▶ _TEXT SEGMENT_:
[BEGIN]

I’m not going to talk about my job today. That’s good news! It’s just like any other day. Except that it’s not. (I think Colin made a remark like this once.) Mum packed me a lunchbox again. No day is a good day without mum’s recipe. I was away, by definition, for almost 10 years. 10 years. I know well enough what it’s like to miss the moments. You just can’t explain that sort of emptiness. I’m just glad to be home. (Yeah, I think someone called me mama’s boy about a year or two ago. Whatever.)
The best strategy game award goes to the Total Annihilation. No, no, I’m not talking about the one with paladins and horses. That’s TA Kingdom. The one I meant has robots, vehicles, commanders, spy planes, bombers, cannons, all constantly at war in a never-ending fight called ‘the intergalactic battle’. It offers the best game-play a strategy game could ever have. I could think of a few reasons why it is extraordinary:
1)
The game is so damn realistic. You need energy and metal to build things. Unlike minerals, ore, or gas in some other games, energy in this game can be retrieved from solar collectors, wind generators, tidal generators, trees, nuclear reactors, and so on. Sources of metals are wreckages (dead robots), metal makers (which consume unbelievable amount of energy) and metal extractors built on metal deposits.
2) Simple error made by other strategy games is that the gamer is not directly involved in the battle scenes. Who are you in the game?

[END]

▶ _MATERIAL PROVIDED_:

[BEGIN]

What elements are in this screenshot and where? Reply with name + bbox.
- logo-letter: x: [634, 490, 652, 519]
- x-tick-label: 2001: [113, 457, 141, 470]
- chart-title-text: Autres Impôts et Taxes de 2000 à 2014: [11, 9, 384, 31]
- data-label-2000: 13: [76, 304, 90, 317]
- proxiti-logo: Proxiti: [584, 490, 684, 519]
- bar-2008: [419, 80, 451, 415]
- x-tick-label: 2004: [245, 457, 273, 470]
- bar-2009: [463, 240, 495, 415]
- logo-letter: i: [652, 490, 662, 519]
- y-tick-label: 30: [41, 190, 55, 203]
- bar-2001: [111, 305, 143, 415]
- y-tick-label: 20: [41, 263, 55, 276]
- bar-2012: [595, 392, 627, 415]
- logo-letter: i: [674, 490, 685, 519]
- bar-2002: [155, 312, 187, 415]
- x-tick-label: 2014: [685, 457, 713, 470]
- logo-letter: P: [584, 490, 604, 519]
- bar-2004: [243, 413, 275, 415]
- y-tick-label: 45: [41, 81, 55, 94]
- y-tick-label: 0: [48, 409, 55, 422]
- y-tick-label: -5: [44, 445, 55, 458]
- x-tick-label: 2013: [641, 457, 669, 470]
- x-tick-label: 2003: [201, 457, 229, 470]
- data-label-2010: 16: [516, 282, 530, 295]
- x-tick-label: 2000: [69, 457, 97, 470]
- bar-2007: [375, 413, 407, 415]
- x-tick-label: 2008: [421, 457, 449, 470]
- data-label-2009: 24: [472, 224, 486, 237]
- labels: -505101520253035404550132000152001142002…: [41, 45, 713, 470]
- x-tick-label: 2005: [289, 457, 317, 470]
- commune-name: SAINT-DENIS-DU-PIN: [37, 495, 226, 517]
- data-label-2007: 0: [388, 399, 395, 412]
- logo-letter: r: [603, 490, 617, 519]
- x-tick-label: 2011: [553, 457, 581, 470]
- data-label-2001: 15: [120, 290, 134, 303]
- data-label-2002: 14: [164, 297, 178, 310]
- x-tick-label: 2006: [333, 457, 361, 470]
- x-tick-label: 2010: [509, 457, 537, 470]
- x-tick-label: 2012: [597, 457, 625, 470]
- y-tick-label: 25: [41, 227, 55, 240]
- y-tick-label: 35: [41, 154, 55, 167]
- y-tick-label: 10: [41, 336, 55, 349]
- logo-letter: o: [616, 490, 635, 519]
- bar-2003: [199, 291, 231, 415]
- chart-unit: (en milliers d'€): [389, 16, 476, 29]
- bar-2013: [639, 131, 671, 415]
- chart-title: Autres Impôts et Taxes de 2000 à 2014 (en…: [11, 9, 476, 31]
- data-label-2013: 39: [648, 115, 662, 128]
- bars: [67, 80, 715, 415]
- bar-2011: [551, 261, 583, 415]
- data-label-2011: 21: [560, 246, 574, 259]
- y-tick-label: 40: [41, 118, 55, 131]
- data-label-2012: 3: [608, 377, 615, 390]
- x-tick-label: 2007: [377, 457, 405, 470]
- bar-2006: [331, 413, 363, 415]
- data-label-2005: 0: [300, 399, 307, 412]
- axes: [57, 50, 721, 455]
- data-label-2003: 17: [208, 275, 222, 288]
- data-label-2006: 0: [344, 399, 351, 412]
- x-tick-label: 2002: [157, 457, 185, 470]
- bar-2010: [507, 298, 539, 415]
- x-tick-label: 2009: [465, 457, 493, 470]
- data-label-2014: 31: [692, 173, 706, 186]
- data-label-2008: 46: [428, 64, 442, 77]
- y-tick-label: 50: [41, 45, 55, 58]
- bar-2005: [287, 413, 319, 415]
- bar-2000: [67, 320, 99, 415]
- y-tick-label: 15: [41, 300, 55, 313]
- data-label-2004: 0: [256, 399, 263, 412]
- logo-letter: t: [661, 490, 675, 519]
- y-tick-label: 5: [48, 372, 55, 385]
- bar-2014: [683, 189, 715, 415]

[END]

▶ _TASKS_:
a – Rename "x-tick-label" to "x-axis-label" in the records, starting with their first line and going on through the line with "- y-tick-label: 10: [41, 336, 55, 349]". Give back only those lines, with nothing else changed.
b – Go on with the text about Total Annihilation, starting after its last sentence.

▶ _ANSWERS IN ORDER_:
a –
What elements are in this screenshot and where? Reply with name + bbox.
- logo-letter: x: [634, 490, 652, 519]
- x-axis-label: 2001: [113, 457, 141, 470]
- chart-title-text: Autres Impôts et Taxes de 2000 à 2014: [11, 9, 384, 31]
- data-label-2000: 13: [76, 304, 90, 317]
- proxiti-logo: Proxiti: [584, 490, 684, 519]
- bar-2008: [419, 80, 451, 415]
- x-axis-label: 2004: [245, 457, 273, 470]
- bar-2009: [463, 240, 495, 415]
- logo-letter: i: [652, 490, 662, 519]
- y-tick-label: 30: [41, 190, 55, 203]
- bar-2001: [111, 305, 143, 415]
- y-tick-label: 20: [41, 263, 55, 276]
- bar-2012: [595, 392, 627, 415]
- logo-letter: i: [674, 490, 685, 519]
- bar-2002: [155, 312, 187, 415]
- x-axis-label: 2014: [685, 457, 713, 470]
- logo-letter: P: [584, 490, 604, 519]
- bar-2004: [243, 413, 275, 415]
- y-tick-label: 45: [41, 81, 55, 94]
- y-tick-label: 0: [48, 409, 55, 422]
- y-tick-label: -5: [44, 445, 55, 458]
- x-axis-label: 2013: [641, 457, 669, 470]
- x-axis-label: 2003: [201, 457, 229, 470]
- data-label-2010: 16: [516, 282, 530, 295]
- x-axis-label: 2000: [69, 457, 97, 470]
- bar-2007: [375, 413, 407, 415]
- x-axis-label: 2008: [421, 457, 449, 470]
- data-label-2009: 24: [472, 224, 486, 237]
- labels: -505101520253035404550132000152001142002…: [41, 45, 713, 470]
- x-axis-label: 2005: [289, 457, 317, 470]
- commune-name: SAINT-DENIS-DU-PIN: [37, 495, 226, 517]
- data-label-2007: 0: [388, 399, 395, 412]
- logo-letter: r: [603, 490, 617, 519]
- x-axis-label: 2011: [553, 457, 581, 470]
- data-label-2001: 15: [120, 290, 134, 303]
- data-label-2002: 14: [164, 297, 178, 310]
- x-axis-label: 2006: [333, 457, 361, 470]
- x-axis-label: 2010: [509, 457, 537, 470]
- x-axis-label: 2012: [597, 457, 625, 470]
- y-tick-label: 25: [41, 227, 55, 240]
- y-tick-label: 35: [41, 154, 55, 167]
- y-tick-label: 10: [41, 336, 55, 349]

b –
In Total Annihilation, you are a commander on the battlefield. You become a single unit carrying an energy tank at the back. This unit cannot be produced again, which means if you lose the commander, you could potentially lose the battle.
3) Not only you can build a variety of units, you get to pick your battlegrounds! Depending upon the map structure,
you can battle on the ground, air, or water by either building a swarm of attack vehicles and robots, assault airplanes and bombers, or battle ships and submarines respectively.
4)
Each unit has its specific AI programmed into it thus you could see a tank swerving left before attacking right and robots snooping in between trees to hide from the enemy. These are all built in you don’t have to tell the robots to move that way.
5)
Again, it’s so damn realistic, huge explosions like a nuclear reactor blowing up could stagger the map up and down. You can assign units to do one task after another and it’ll follow your instructions until the list is completed. You can group together unlimited units and also regroup units of the same model as an attacking team.
6) Try it out yourself! Then you’ll discover more. =)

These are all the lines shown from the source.